> **READING PASSAGE**
>> begin

Political Bosses were those who could get out the vote reliably, and award the spoils of victory to those who assisted the task. At the lowest level, this meant ward heelers who would hire thugs to beat up the known supporters of the opposing party when they tried to go vote. At the highest level, you had the United States Senate. Senators were not elected by popular vote then, the were still appointed by state legislatures. Therefore, when Joe Conkling delivered the vote for Rutherford Hayes after the 1876 election, he was appointed to the Senate by the now Republican-dominated Assembly in New York. He insisted on getting his way in the distribution of offices, and the most celebrated case of this was the Collectorship of Customs for the Port of New York. Conkling put forward Chester Arthur for the position; Hayes tried to appoint Theodore Roosevelt, Sr. (father of the Theodore Roosevelt who would become President in 1901), because Roosevelt was a hero to Civil War Veterans for his work on the Allotments Commission which assured that the wives and children at home would be cared for while Mr. Lincoln's armies fought for the Union, and because Roosevelt was "above" politics. Conkling simply put the screws to the other appointed Republican senators, and Hayes had to give. Teddy Roosevelt always believed that the entire affair killed his father, who was dead within less than two years after the controversy began. This is why TR became a "radical" Republican when he entered the New York assembly in 1881, and fought Tammany Hall
and the Conkling Republican machine. Because the Democrat, Grover Cleveland, had been elected Governor of New York in 1882 as a "reform" Democrat, Roosevelt worked with him, and further alienated the Republican machine. At the 1884 Republican convention, Roosevelt and Henry Cabot Lodge opposed the favored candidate of the Republican Bosses, James Blaine, because he was considered corrupt. Many Republicans "bolted," and simply didn't vote (called "mugwumps," because their "mugs" were on one side of the fende, and their "wumps" on the other). Roosevelt and Lodge were accused of being mugwumps, although it was not true--but the upshot was that Grover Cleveland was elected. In 1888, Roosevelt and Lodge came back to the fold, but were shunned by the bosses, and Benjamin Harrison got elected by the Electoral College, while being a minority President who had gotten a smaller popular vote than Cleveland. Roosevelt's reward was appointment to the Civil Service Commission, and Lodge won election to the House of Representatives. In 1892, Roosevelt and Lodge came back to the fold, but it didn't help, and Cleveland was elected to his second term. Cleveland continued Roosevelt on the Civil Service commission, further alienating him from the Republican Bosses. In 1896, Marcus Hanna of Ohio, the Republican political Boss in that state, put forward a member of the House, James McKinley, and Roosevelt and Lodge got behind him in that campaign. Lodge's reward was to be appointed to the Senate by the Massachusetts Republican machine, and Roosevelt was finally appointed Assistant Secretary of the Navy, despite the misgivings of McKinley and Hanna. Hanna's piece of the pie was appointment to the Senate by the Ohio machine.

>> end

> **SHORT PROBLEM A**
Retype the listing lines without changes, starting at the line that contains "year-label-2013: 2013 xyxy=(17,104,44,118)" and ending at the line that contains "year-label-2021: 2021 xyxy=(17,296,44,310)".

(Dataset items)

>> begin

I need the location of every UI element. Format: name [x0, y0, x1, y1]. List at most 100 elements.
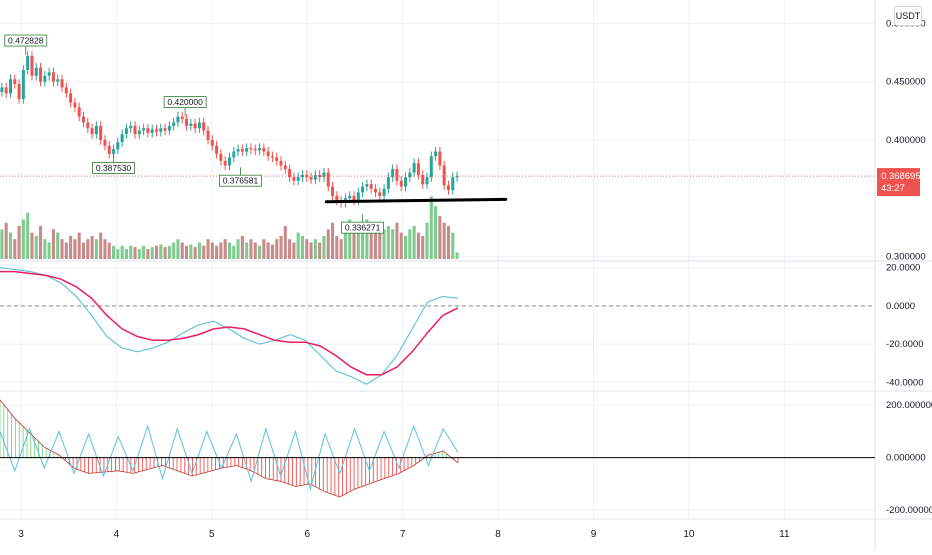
- volume-bar: [262, 239, 266, 259]
- volume-bar: [313, 239, 317, 259]
- volume-bar: [86, 239, 90, 259]
- candle-body: [99, 125, 103, 140]
- volume-bar: [386, 226, 390, 259]
- volume-bar: [399, 232, 403, 259]
- histogram-outline: [0, 399, 459, 498]
- candle-body: [253, 149, 257, 151]
- volume-bar: [275, 239, 279, 259]
- candle-body: [442, 165, 446, 186]
- candle-body: [51, 72, 55, 82]
- volume-bar: [26, 212, 30, 259]
- candle-body: [352, 195, 356, 201]
- volume-bar: [94, 239, 98, 259]
- volume-bar: [202, 245, 206, 259]
- price-axis-tick-label: 0.400000: [886, 135, 926, 146]
- candle-body: [326, 172, 330, 187]
- candle-body: [64, 87, 68, 94]
- candle-body: [446, 185, 450, 191]
- candle-body: [404, 177, 408, 187]
- candle-body: [438, 151, 442, 166]
- candle-body: [365, 184, 369, 187]
- candle-body: [30, 55, 34, 76]
- candle-body: [318, 174, 322, 178]
- volume-bar: [253, 242, 257, 259]
- annotation-box: [4, 34, 48, 47]
- annotation-box: [163, 96, 207, 108]
- volume-bar: [227, 242, 232, 259]
- candle-body: [189, 123, 193, 126]
- volume-bar: [47, 242, 51, 259]
- volume-bar: [197, 242, 201, 259]
- oscillator-axis-tick-label: -20.0000: [886, 339, 924, 350]
- candle-body: [73, 102, 77, 108]
- volume-bar: [90, 235, 94, 259]
- candle-body: [43, 75, 47, 82]
- candle-body: [69, 93, 73, 103]
- volume-bar: [34, 235, 38, 259]
- volume-bar: [219, 242, 223, 259]
- candle-body: [142, 128, 146, 131]
- candle-body: [451, 177, 455, 191]
- volume-bar: [455, 252, 459, 259]
- volume-bar: [326, 229, 330, 259]
- volume-bar: [296, 232, 300, 259]
- candle-body: [322, 172, 326, 178]
- volume-bar: [4, 222, 8, 259]
- candle-body: [262, 148, 266, 152]
- time-axis-tick-label: 10: [683, 529, 695, 540]
- volume-bar: [193, 247, 197, 259]
- volume-bar: [412, 226, 416, 259]
- candle-body: [215, 145, 219, 154]
- candle-body: [103, 139, 107, 146]
- volume-bar: [150, 247, 154, 259]
- candle-body: [434, 151, 438, 157]
- time-axis-tick-label: 9: [591, 529, 597, 540]
- candle-body: [249, 148, 253, 150]
- candle-body: [412, 163, 416, 173]
- candle-body: [386, 177, 390, 189]
- trendline: [324, 197, 508, 204]
- candle-body: [416, 163, 420, 175]
- oscillator-series-line: [0, 267, 459, 385]
- currency-button[interactable]: USDT: [894, 6, 922, 26]
- volume-bar: [137, 249, 141, 259]
- volume-bar: [167, 245, 171, 259]
- candle-body: [94, 125, 98, 135]
- volume-bar: [112, 245, 116, 259]
- candle-body: [356, 192, 360, 201]
- volume-bar: [180, 242, 184, 259]
- volume-bar: [395, 222, 399, 259]
- candle-body: [266, 151, 270, 157]
- candle-body: [361, 186, 365, 193]
- volume-bar: [382, 229, 386, 259]
- volume-bar: [343, 226, 347, 259]
- price-axis-tick-label: 0.450000: [886, 77, 926, 88]
- volume-bar: [124, 249, 128, 259]
- time-axis-tick-label: 7: [400, 529, 406, 540]
- volume-bar: [300, 235, 305, 259]
- volume-bar: [176, 239, 180, 259]
- candle-body: [60, 79, 64, 88]
- volume-bar: [369, 226, 373, 259]
- candle-body: [296, 177, 300, 181]
- candle-body: [146, 128, 150, 133]
- candle-body: [180, 116, 184, 119]
- candle-body: [77, 107, 81, 117]
- volume-bar: [60, 239, 64, 259]
- candle-body: [283, 165, 287, 170]
- volume-bar: [309, 242, 313, 259]
- candle-body: [395, 169, 399, 181]
- volume-bar: [442, 222, 446, 259]
- candle-body: [8, 79, 12, 94]
- volume-bar: [107, 242, 111, 259]
- volume-bar: [348, 219, 352, 259]
- oscillator-axis-tick-label: 20.0000: [886, 263, 920, 274]
- oscillator-axis-tick-label: 0.000000: [886, 453, 926, 464]
- candle-body: [13, 79, 17, 84]
- oscillator-axis-tick-label: -40.0000: [886, 377, 924, 388]
- candle-body: [154, 129, 158, 132]
- volume-bar: [446, 226, 451, 259]
- candle-body: [429, 156, 433, 178]
- volume-bar: [8, 232, 13, 259]
- volume-bar: [408, 229, 412, 259]
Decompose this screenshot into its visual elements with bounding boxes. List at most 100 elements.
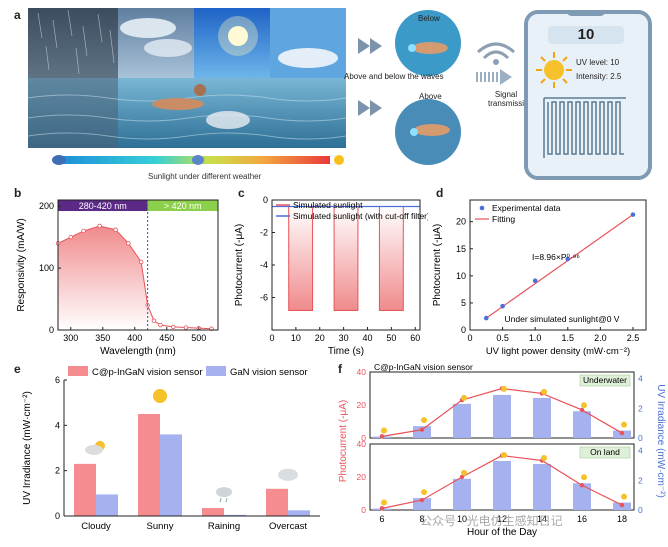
panel-tag-bg: [579, 446, 631, 459]
rain-cloud-icon: [216, 487, 232, 498]
bar-cpingan: [266, 488, 288, 516]
sun-icon: [421, 417, 427, 424]
signal-wifi-icon: [476, 42, 515, 85]
experimental-point: [565, 256, 571, 262]
sun-icon: [228, 26, 248, 46]
below-above-illustration: [358, 10, 461, 165]
raindrop: [219, 497, 222, 503]
data-point: [183, 325, 189, 330]
sun-icon: [501, 385, 507, 392]
x-tick-label: 40: [362, 333, 372, 343]
sun-icon: [381, 499, 387, 506]
experimental-point: [483, 315, 489, 321]
overcast-cloud-icon: [278, 468, 298, 481]
sun-icon: [461, 394, 467, 401]
uv-level-text: UV level: 10: [576, 58, 620, 67]
experimental-point: [532, 278, 538, 284]
annotation-text: Under simulated sunlight@0 V: [505, 314, 620, 324]
chart-c-photocurrent-time: 0 10 20 30 40 50 60 0 -2 -4 -6 Time (s) Photocurrent…: [234, 195, 428, 357]
fitting-line: [485, 214, 634, 319]
y-tick-label: 15: [456, 244, 466, 254]
x-tick-label: 50: [386, 333, 396, 343]
y-tick-label: -6: [260, 293, 268, 303]
y-tick-label: 40: [357, 367, 367, 377]
y-tick-label: 20: [357, 472, 367, 482]
sun-icon: [501, 451, 507, 458]
bar-cpingan: [74, 463, 96, 516]
weather-gradient-bar: [52, 155, 344, 165]
y-axis-label: Responsivity (mA/W): [16, 218, 27, 311]
uv-irradiance-bar: [453, 478, 471, 510]
photocurrent-point: [619, 502, 625, 508]
uv-irradiance-bar: [413, 498, 431, 510]
photocurrent-point: [419, 497, 425, 503]
y-tick-label: 0: [263, 195, 268, 205]
photocurrent-point: [419, 427, 425, 432]
x-tick-label: Overcast: [269, 521, 307, 532]
x-tick-label: Cloudy: [81, 521, 111, 532]
sun-icon: [461, 469, 467, 476]
phone-notch: [566, 10, 606, 16]
legend-label-fitting: Fitting: [492, 214, 515, 224]
legend-label-gan: GaN vision sensor: [230, 367, 308, 378]
photocurrent-pulse: [379, 206, 404, 311]
legend-label-cpingan: C@p-InGaN vision sensor: [92, 367, 203, 378]
y-axis-label: Photocurrent (-μA): [338, 400, 349, 482]
above-label: Above: [419, 92, 442, 101]
bar-cpingan: [202, 508, 224, 516]
y2-tick-label: 2: [638, 475, 643, 485]
y2-tick-label: 0: [638, 433, 643, 443]
band-uv: [58, 200, 148, 211]
y2-axis-label: UV Irradiance (mW·cm⁻²): [655, 384, 666, 498]
intensity-text: Intensity: 2.5: [576, 72, 622, 81]
partly-cloudy-icon: [192, 155, 204, 165]
cloud-icon: [85, 444, 103, 455]
rain-sky: [28, 8, 118, 78]
photocurrent-point: [579, 407, 585, 413]
panel-tag-label: Underwater: [583, 375, 627, 385]
panel-tag-bg: [579, 374, 631, 387]
x-tick-label: Sunny: [147, 521, 174, 532]
uv-irradiance-bar: [493, 394, 511, 438]
uv-irradiance-bar: [533, 397, 551, 438]
y-tick-label: 40: [357, 439, 367, 449]
uv-irradiance-bar: [453, 403, 471, 438]
phone-device: 10 UV level: 10 Intensity: 2.5: [524, 10, 652, 180]
x-tick-label: Raining: [208, 521, 240, 532]
sun-icon: [581, 474, 587, 481]
panel-f-label: f: [338, 362, 342, 376]
y-tick-label: 0: [461, 325, 466, 335]
legend-label-experimental: Experimental data: [492, 203, 561, 213]
panel-d-label: d: [436, 186, 444, 200]
signal-caption: Signal transmission: [488, 90, 533, 108]
x-tick-label: 18: [617, 514, 627, 524]
photocurrent-pulse: [288, 206, 313, 311]
uv-irradiance-bar: [573, 483, 591, 510]
y-tick-label: 4: [55, 420, 60, 430]
y-tick-label: 0: [55, 511, 60, 521]
data-point: [151, 318, 157, 323]
photocurrent-point: [379, 506, 385, 511]
bar-gan: [288, 510, 310, 516]
x-tick-label: 10: [457, 514, 467, 524]
legend-swatch-gan: [206, 366, 226, 376]
y2-tick-label: 2: [638, 403, 643, 413]
x-tick-label: 10: [291, 333, 301, 343]
y2-tick-label: 0: [638, 505, 643, 515]
panel-tag-label: On land: [590, 447, 620, 457]
x-tick-label: 0: [467, 333, 472, 343]
sun-icon: [421, 489, 427, 496]
weather-photo-collage: [28, 8, 346, 148]
bar-gan: [96, 494, 118, 516]
x-axis-label: Time (s): [328, 346, 364, 357]
x-axis-label: Wavelength (nm): [100, 346, 176, 357]
legend-swatch-cpingan: [68, 366, 88, 376]
y-tick-label: 10: [456, 271, 466, 281]
fit-equation: I=8.96×P⁰·⁹⁶: [532, 252, 580, 262]
panel-b-label: b: [14, 186, 22, 200]
sun-icon: [621, 421, 627, 428]
data-point: [113, 227, 118, 232]
simulated-sunlight-line: [272, 206, 420, 311]
experimental-point: [500, 303, 505, 309]
y-tick-label: 100: [39, 263, 54, 273]
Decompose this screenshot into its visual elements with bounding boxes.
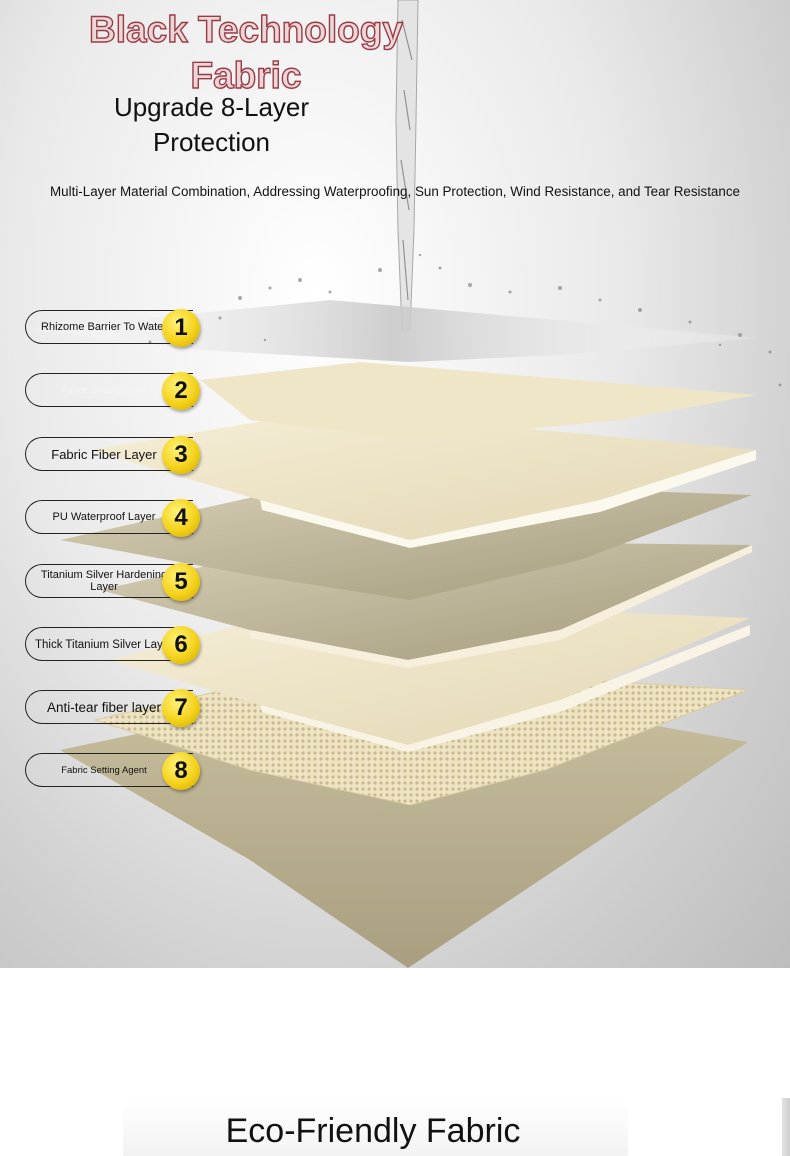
layer-label-text: Titanium Silver Hardening Layer <box>40 569 168 593</box>
layer-label-text: Thick Titanium Silver Layer <box>34 638 174 651</box>
page-title: Black Technology <box>88 8 403 50</box>
label-pill-outline <box>25 500 193 534</box>
layer-number-badge: 8 <box>162 752 200 790</box>
layer-label-2: Fabric Dyeing Layer 2 <box>25 372 201 410</box>
layer-number-badge: 5 <box>162 563 200 601</box>
layer-label-text: PU Waterproof Layer <box>52 511 156 524</box>
label-pill-outline <box>25 564 193 598</box>
tagline: Multi-Layer Material Combination, Addres… <box>50 184 740 199</box>
layer-number-badge: 7 <box>162 689 200 727</box>
label-pill-outline <box>25 627 193 661</box>
layer-label-4: PU Waterproof Layer 4 <box>25 499 201 537</box>
layer-number-badge: 3 <box>162 436 200 474</box>
layer-label-text: Rhizome Barrier To Water <box>41 321 167 334</box>
layer-label-6: Thick Titanium Silver Layer 6 <box>25 626 201 664</box>
fabric-layers-illustration <box>30 0 782 968</box>
page-title-line-2: Fabric <box>190 54 302 96</box>
section-title: Eco-Friendly Fabric <box>225 1112 521 1150</box>
layer-number-badge: 1 <box>162 309 200 347</box>
layer-label-5: Titanium Silver Hardening Layer 5 <box>25 563 201 601</box>
layer-number-badge: 4 <box>162 499 200 537</box>
next-image-edge <box>782 1098 790 1156</box>
layer-label-text: Fabric Dyeing Layer <box>61 385 147 397</box>
subtitle: Upgrade 8-Layer Protection <box>113 92 310 157</box>
layer-number-badge: 6 <box>162 626 200 664</box>
layer-number-badge: 2 <box>162 372 200 410</box>
layer-3-sheet <box>90 410 756 540</box>
label-pill-outline <box>25 753 193 787</box>
label-pill-outline <box>25 690 193 724</box>
layer-label-text: Fabric Setting Agent <box>61 765 147 777</box>
layer-label-1: Rhizome Barrier To Water 1 <box>25 309 201 347</box>
section-banner <box>123 1100 628 1156</box>
label-pill-outline <box>25 437 193 471</box>
layer-label-text: Fabric Fiber Layer <box>51 447 157 463</box>
label-pill-outline <box>25 310 193 344</box>
layer-label-3: Fabric Fiber Layer 3 <box>25 436 201 474</box>
layer-label-8: Fabric Setting Agent 8 <box>25 752 201 790</box>
layer-label-7: Anti-tear fiber layer 7 <box>25 689 201 727</box>
hero-banner: Black Technology Fabric Upgrade 8-Layer … <box>0 0 790 968</box>
layer-2-sheet <box>200 362 756 440</box>
layer-label-text: Anti-tear fiber layer <box>46 699 162 715</box>
layer-1-water-film <box>30 300 758 362</box>
label-pill-outline <box>25 373 193 407</box>
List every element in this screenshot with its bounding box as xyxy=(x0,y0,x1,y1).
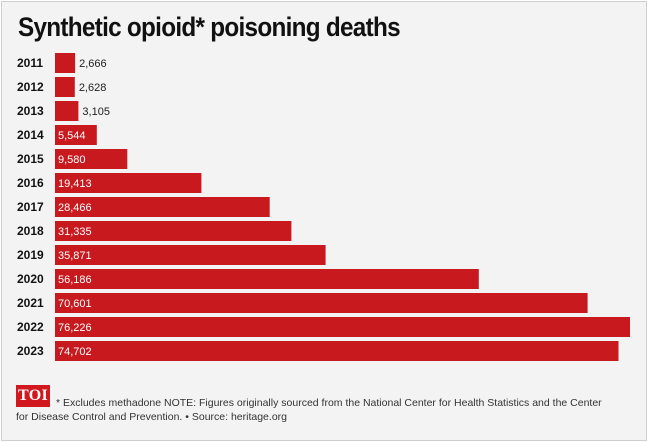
year-label-2013: 2013 xyxy=(17,104,44,118)
bar-2011 xyxy=(55,53,76,73)
value-label-2023: 74,702 xyxy=(58,346,92,358)
value-label-2012: 2,628 xyxy=(79,82,107,94)
bar-2023 xyxy=(55,341,619,361)
value-label-2022: 76,226 xyxy=(58,322,92,334)
toi-logo: TOI xyxy=(16,385,50,407)
value-label-2017: 28,466 xyxy=(58,202,92,214)
bar-2012 xyxy=(55,77,75,97)
year-label-2019: 2019 xyxy=(17,248,44,262)
year-label-2014: 2014 xyxy=(17,128,44,142)
value-label-2016: 19,413 xyxy=(58,178,92,190)
year-label-2015: 2015 xyxy=(17,152,44,166)
bar-2017 xyxy=(55,197,270,217)
year-label-2021: 2021 xyxy=(17,296,44,310)
value-label-2020: 56,186 xyxy=(58,274,92,286)
year-label-2017: 2017 xyxy=(17,200,44,214)
value-label-2014: 5,544 xyxy=(58,130,86,142)
bar-2016 xyxy=(55,173,202,193)
bar-2014 xyxy=(55,125,97,145)
chart-title: Synthetic opioid* poisoning deaths xyxy=(18,12,401,42)
footnote: * Excludes methadone NOTE: Figures origi… xyxy=(16,397,602,423)
bar-2015 xyxy=(55,149,128,169)
bar-2013 xyxy=(55,101,79,121)
value-label-2018: 31,335 xyxy=(58,226,92,238)
bar-2022 xyxy=(55,317,630,337)
value-label-2021: 70,601 xyxy=(58,298,92,310)
year-label-2016: 2016 xyxy=(17,176,44,190)
year-label-2020: 2020 xyxy=(17,272,44,286)
value-label-2015: 9,580 xyxy=(58,154,86,166)
bar-2020 xyxy=(55,269,479,289)
bar-2019 xyxy=(55,245,326,265)
year-label-2012: 2012 xyxy=(17,80,44,94)
value-label-2019: 35,871 xyxy=(58,250,92,262)
bar-2021 xyxy=(55,293,588,313)
year-label-2022: 2022 xyxy=(17,320,44,334)
bar-2018 xyxy=(55,221,292,241)
year-label-2011: 2011 xyxy=(17,56,43,70)
value-label-2011: 2,666 xyxy=(79,58,107,70)
value-label-2013: 3,105 xyxy=(82,106,110,118)
year-label-2023: 2023 xyxy=(17,344,44,358)
year-label-2018: 2018 xyxy=(17,224,44,238)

>> end

> **SHORT PROBLEM B**
Name every year that appears in the passage on Roosevelt and the Republican bosses, in the order they first occur.

> **COMPLETE ANSWER A**
year-label-2013: 2013 xyxy=(17,104,44,118)
bar-2011 xyxy=(55,53,76,73)
value-label-2023: 74,702 xyxy=(58,346,92,358)
value-label-2012: 2,628 xyxy=(79,82,107,94)
bar-2023 xyxy=(55,341,619,361)
value-label-2022: 76,226 xyxy=(58,322,92,334)
toi-logo: TOI xyxy=(16,385,50,407)
value-label-2017: 28,466 xyxy=(58,202,92,214)
bar-2012 xyxy=(55,77,75,97)
year-label-2019: 2019 xyxy=(17,248,44,262)
year-label-2014: 2014 xyxy=(17,128,44,142)
value-label-2016: 19,413 xyxy=(58,178,92,190)
year-label-2015: 2015 xyxy=(17,152,44,166)
bar-2017 xyxy=(55,197,270,217)
year-label-2021: 2021 xyxy=(17,296,44,310)

> **COMPLETE ANSWER B**
1876, 1901, 1881, 1882, 1884, 1888, 1892, 1896